▶ DATASET ENTRIES
"""
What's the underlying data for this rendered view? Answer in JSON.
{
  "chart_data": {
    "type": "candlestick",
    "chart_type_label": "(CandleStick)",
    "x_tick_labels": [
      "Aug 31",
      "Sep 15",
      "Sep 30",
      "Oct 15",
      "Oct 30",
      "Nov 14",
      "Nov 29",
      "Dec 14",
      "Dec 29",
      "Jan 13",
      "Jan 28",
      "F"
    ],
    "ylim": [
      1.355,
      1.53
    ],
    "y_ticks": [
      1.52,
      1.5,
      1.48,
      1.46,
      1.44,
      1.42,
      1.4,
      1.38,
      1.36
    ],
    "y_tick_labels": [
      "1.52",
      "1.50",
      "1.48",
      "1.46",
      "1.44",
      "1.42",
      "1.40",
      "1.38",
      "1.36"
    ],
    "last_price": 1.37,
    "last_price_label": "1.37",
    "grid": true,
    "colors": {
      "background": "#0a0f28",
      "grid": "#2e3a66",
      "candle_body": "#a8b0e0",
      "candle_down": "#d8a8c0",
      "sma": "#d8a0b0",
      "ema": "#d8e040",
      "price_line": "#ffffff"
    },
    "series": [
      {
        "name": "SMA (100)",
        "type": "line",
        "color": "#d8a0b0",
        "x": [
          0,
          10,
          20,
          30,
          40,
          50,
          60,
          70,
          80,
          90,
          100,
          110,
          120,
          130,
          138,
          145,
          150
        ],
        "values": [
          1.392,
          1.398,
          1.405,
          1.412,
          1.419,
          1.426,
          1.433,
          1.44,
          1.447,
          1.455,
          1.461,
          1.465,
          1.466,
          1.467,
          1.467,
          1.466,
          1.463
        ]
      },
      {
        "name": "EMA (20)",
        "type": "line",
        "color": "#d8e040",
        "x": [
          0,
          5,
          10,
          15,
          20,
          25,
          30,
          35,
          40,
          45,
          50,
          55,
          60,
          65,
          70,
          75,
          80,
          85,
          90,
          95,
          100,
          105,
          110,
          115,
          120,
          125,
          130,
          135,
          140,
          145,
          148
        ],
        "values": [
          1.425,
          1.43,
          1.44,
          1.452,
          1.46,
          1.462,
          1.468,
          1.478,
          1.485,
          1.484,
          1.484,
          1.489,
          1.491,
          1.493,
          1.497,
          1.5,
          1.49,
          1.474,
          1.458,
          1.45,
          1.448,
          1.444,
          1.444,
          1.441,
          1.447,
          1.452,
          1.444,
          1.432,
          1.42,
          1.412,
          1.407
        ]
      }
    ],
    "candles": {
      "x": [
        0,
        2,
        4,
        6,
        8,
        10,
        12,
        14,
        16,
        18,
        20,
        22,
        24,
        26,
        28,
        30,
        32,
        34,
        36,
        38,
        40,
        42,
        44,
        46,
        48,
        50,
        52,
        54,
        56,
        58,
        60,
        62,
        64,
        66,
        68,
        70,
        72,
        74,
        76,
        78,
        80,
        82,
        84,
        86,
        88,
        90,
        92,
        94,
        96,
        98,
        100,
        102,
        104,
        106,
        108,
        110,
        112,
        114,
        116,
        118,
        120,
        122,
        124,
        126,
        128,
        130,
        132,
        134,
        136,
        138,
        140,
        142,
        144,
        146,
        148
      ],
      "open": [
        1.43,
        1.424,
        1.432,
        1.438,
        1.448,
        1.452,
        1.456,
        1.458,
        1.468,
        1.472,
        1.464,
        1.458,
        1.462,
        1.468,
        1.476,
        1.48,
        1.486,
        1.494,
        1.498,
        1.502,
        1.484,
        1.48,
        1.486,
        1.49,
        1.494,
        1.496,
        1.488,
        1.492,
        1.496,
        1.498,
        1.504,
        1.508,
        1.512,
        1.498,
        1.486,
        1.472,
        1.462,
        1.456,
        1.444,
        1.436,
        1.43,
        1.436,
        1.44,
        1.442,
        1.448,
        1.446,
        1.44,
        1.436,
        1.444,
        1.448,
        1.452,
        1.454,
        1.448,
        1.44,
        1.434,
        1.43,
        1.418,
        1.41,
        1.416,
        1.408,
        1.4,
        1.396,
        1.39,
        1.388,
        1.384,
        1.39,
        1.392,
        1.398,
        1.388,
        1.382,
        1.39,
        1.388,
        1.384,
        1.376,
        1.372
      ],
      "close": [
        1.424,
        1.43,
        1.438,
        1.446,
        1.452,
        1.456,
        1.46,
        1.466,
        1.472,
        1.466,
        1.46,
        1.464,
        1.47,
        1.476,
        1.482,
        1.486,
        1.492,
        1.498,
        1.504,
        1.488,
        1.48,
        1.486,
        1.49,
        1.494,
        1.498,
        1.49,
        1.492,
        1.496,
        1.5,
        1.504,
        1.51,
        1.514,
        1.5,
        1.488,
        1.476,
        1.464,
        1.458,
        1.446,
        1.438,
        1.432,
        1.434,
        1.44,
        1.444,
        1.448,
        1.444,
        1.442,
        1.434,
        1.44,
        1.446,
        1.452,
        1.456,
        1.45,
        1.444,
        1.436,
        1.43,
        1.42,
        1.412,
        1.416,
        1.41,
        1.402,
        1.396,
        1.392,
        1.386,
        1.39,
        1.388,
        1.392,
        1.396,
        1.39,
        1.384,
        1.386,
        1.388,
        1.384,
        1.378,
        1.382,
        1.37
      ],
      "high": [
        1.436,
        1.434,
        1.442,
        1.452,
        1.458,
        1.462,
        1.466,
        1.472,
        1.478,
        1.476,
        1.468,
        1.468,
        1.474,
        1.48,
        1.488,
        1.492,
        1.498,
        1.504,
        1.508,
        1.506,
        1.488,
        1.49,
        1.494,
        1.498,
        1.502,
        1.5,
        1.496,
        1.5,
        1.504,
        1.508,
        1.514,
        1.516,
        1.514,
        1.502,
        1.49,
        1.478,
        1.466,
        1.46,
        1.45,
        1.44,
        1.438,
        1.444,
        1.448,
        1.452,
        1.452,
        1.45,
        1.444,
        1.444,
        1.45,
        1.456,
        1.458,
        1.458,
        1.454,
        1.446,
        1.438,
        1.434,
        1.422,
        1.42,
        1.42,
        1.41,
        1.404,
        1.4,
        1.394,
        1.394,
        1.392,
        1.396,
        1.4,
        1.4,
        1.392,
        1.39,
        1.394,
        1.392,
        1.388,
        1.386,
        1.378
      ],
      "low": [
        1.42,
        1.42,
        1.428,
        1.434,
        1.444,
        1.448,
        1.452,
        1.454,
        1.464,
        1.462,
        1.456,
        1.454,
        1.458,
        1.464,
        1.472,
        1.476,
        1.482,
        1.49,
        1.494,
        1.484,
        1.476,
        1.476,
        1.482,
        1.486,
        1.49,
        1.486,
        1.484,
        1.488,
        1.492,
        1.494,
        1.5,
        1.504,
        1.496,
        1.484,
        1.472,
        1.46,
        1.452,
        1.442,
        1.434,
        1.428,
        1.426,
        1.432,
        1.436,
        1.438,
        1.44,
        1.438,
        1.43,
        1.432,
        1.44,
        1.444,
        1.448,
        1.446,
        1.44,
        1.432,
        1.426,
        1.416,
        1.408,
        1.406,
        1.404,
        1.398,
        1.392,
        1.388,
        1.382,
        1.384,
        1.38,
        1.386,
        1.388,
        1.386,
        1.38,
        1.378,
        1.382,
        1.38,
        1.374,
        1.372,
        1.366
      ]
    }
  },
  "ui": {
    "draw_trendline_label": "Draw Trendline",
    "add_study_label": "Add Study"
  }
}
"""
▶ REQUIRED TASK
Reproduce the listing shown above in its entirety, exactly.

▶ TASK RESPONSE
What's the underlying data for this rendered view? Answer in JSON.
{
  "chart_data": {
    "type": "candlestick",
    "chart_type_label": "(CandleStick)",
    "x_tick_labels": [
      "Aug 31",
      "Sep 15",
      "Sep 30",
      "Oct 15",
      "Oct 30",
      "Nov 14",
      "Nov 29",
      "Dec 14",
      "Dec 29",
      "Jan 13",
      "Jan 28",
      "F"
    ],
    "ylim": [
      1.355,
      1.53
    ],
    "y_ticks": [
      1.52,
      1.5,
      1.48,
      1.46,
      1.44,
      1.42,
      1.4,
      1.38,
      1.36
    ],
    "y_tick_labels": [
      "1.52",
      "1.50",
      "1.48",
      "1.46",
      "1.44",
      "1.42",
      "1.40",
      "1.38",
      "1.36"
    ],
    "last_price": 1.37,
    "last_price_label": "1.37",
    "grid": true,
    "colors": {
      "background": "#0a0f28",
      "grid": "#2e3a66",
      "candle_body": "#a8b0e0",
      "candle_down": "#d8a8c0",
      "sma": "#d8a0b0",
      "ema": "#d8e040",
      "price_line": "#ffffff"
    },
    "series": [
      {
        "name": "SMA (100)",
        "type": "line",
        "color": "#d8a0b0",
        "x": [
          0,
          10,
          20,
          30,
          40,
          50,
          60,
          70,
          80,
          90,
          100,
          110,
          120,
          130,
          138,
          145,
          150
        ],
        "values": [
          1.392,
          1.398,
          1.405,
          1.412,
          1.419,
          1.426,
          1.433,
          1.44,
          1.447,
          1.455,
          1.461,
          1.465,
          1.466,
          1.467,
          1.467,
          1.466,
          1.463
        ]
      },
      {
        "name": "EMA (20)",
        "type": "line",
        "color": "#d8e040",
        "x": [
          0,
          5,
          10,
          15,
          20,
          25,
          30,
          35,
          40,
          45,
          50,
          55,
          60,
          65,
          70,
          75,
          80,
          85,
          90,
          95,
          100,
          105,
          110,
          115,
          120,
          125,
          130,
          135,
          140,
          145,
          148
        ],
        "values": [
          1.425,
          1.43,
          1.44,
          1.452,
          1.46,
          1.462,
          1.468,
          1.478,
          1.485,
          1.484,
          1.484,
          1.489,
          1.491,
          1.493,
          1.497,
          1.5,
          1.49,
          1.474,
          1.458,
          1.45,
          1.448,
          1.444,
          1.444,
          1.441,
          1.447,
          1.452,
          1.444,
          1.432,
          1.42,
          1.412,
          1.407
        ]
      }
    ],
    "candles": {
      "x": [
        0,
        2,
        4,
        6,
        8,
        10,
        12,
        14,
        16,
        18,
        20,
        22,
        24,
        26,
        28,
        30,
        32,
        34,
        36,
        38,
        40,
        42,
        44,
        46,
        48,
        50,
        52,
        54,
        56,
        58,
        60,
        62,
        64,
        66,
        68,
        70,
        72,
        74,
        76,
        78,
        80,
        82,
        84,
        86,
        88,
        90,
        92,
        94,
        96,
        98,
        100,
        102,
        104,
        106,
        108,
        110,
        112,
        114,
        116,
        118,
        120,
        122,
        124,
        126,
        128,
        130,
        132,
        134,
        136,
        138,
        140,
        142,
        144,
        146,
        148
      ],
      "open": [
        1.43,
        1.424,
        1.432,
        1.438,
        1.448,
        1.452,
        1.456,
        1.458,
        1.468,
        1.472,
        1.464,
        1.458,
        1.462,
        1.468,
        1.476,
        1.48,
        1.486,
        1.494,
        1.498,
        1.502,
        1.484,
        1.48,
        1.486,
        1.49,
        1.494,
        1.496,
        1.488,
        1.492,
        1.496,
        1.498,
        1.504,
        1.508,
        1.512,
        1.498,
        1.486,
        1.472,
        1.462,
        1.456,
        1.444,
        1.436,
        1.43,
        1.436,
        1.44,
        1.442,
        1.448,
        1.446,
        1.44,
        1.436,
        1.444,
        1.448,
        1.452,
        1.454,
        1.448,
        1.44,
        1.434,
        1.43,
        1.418,
        1.41,
        1.416,
        1.408,
        1.4,
        1.396,
        1.39,
        1.388,
        1.384,
        1.39,
        1.392,
        1.398,
        1.388,
        1.382,
        1.39,
        1.388,
        1.384,
        1.376,
        1.372
      ],
      "close": [
        1.424,
        1.43,
        1.438,
        1.446,
        1.452,
        1.456,
        1.46,
        1.466,
        1.472,
        1.466,
        1.46,
        1.464,
        1.47,
        1.476,
        1.482,
        1.486,
        1.492,
        1.498,
        1.504,
        1.488,
        1.48,
        1.486,
        1.49,
        1.494,
        1.498,
        1.49,
        1.492,
        1.496,
        1.5,
        1.504,
        1.51,
        1.514,
        1.5,
        1.488,
        1.476,
        1.464,
        1.458,
        1.446,
        1.438,
        1.432,
        1.434,
        1.44,
        1.444,
        1.448,
        1.444,
        1.442,
        1.434,
        1.44,
        1.446,
        1.452,
        1.456,
        1.45,
        1.444,
        1.436,
        1.43,
        1.42,
        1.412,
        1.416,
        1.41,
        1.402,
        1.396,
        1.392,
        1.386,
        1.39,
        1.388,
        1.392,
        1.396,
        1.39,
        1.384,
        1.386,
        1.388,
        1.384,
        1.378,
        1.382,
        1.37
      ],
      "high": [
        1.436,
        1.434,
        1.442,
        1.452,
        1.458,
        1.462,
        1.466,
        1.472,
        1.478,
        1.476,
        1.468,
        1.468,
        1.474,
        1.48,
        1.488,
        1.492,
        1.498,
        1.504,
        1.508,
        1.506,
        1.488,
        1.49,
        1.494,
        1.498,
        1.502,
        1.5,
        1.496,
        1.5,
        1.504,
        1.508,
        1.514,
        1.516,
        1.514,
        1.502,
        1.49,
        1.478,
        1.466,
        1.46,
        1.45,
        1.44,
        1.438,
        1.444,
        1.448,
        1.452,
        1.452,
        1.45,
        1.444,
        1.444,
        1.45,
        1.456,
        1.458,
        1.458,
        1.454,
        1.446,
        1.438,
        1.434,
        1.422,
        1.42,
        1.42,
        1.41,
        1.404,
        1.4,
        1.394,
        1.394,
        1.392,
        1.396,
        1.4,
        1.4,
        1.392,
        1.39,
        1.394,
        1.392,
        1.388,
        1.386,
        1.378
      ],
      "low": [
        1.42,
        1.42,
        1.428,
        1.434,
        1.444,
        1.448,
        1.452,
        1.454,
        1.464,
        1.462,
        1.456,
        1.454,
        1.458,
        1.464,
        1.472,
        1.476,
        1.482,
        1.49,
        1.494,
        1.484,
        1.476,
        1.476,
        1.482,
        1.486,
        1.49,
        1.486,
        1.484,
        1.488,
        1.492,
        1.494,
        1.5,
        1.504,
        1.496,
        1.484,
        1.472,
        1.46,
        1.452,
        1.442,
        1.434,
        1.428,
        1.426,
        1.432,
        1.436,
        1.438,
        1.44,
        1.438,
        1.43,
        1.432,
        1.44,
        1.444,
        1.448,
        1.446,
        1.44,
        1.432,
        1.426,
        1.416,
        1.408,
        1.406,
        1.404,
        1.398,
        1.392,
        1.388,
        1.382,
        1.384,
        1.38,
        1.386,
        1.388,
        1.386,
        1.38,
        1.378,
        1.382,
        1.38,
        1.374,
        1.372,
        1.366
      ]
    }
  },
  "ui": {
    "draw_trendline_label": "Draw Trendline",
    "add_study_label": "Add Study"
  }
}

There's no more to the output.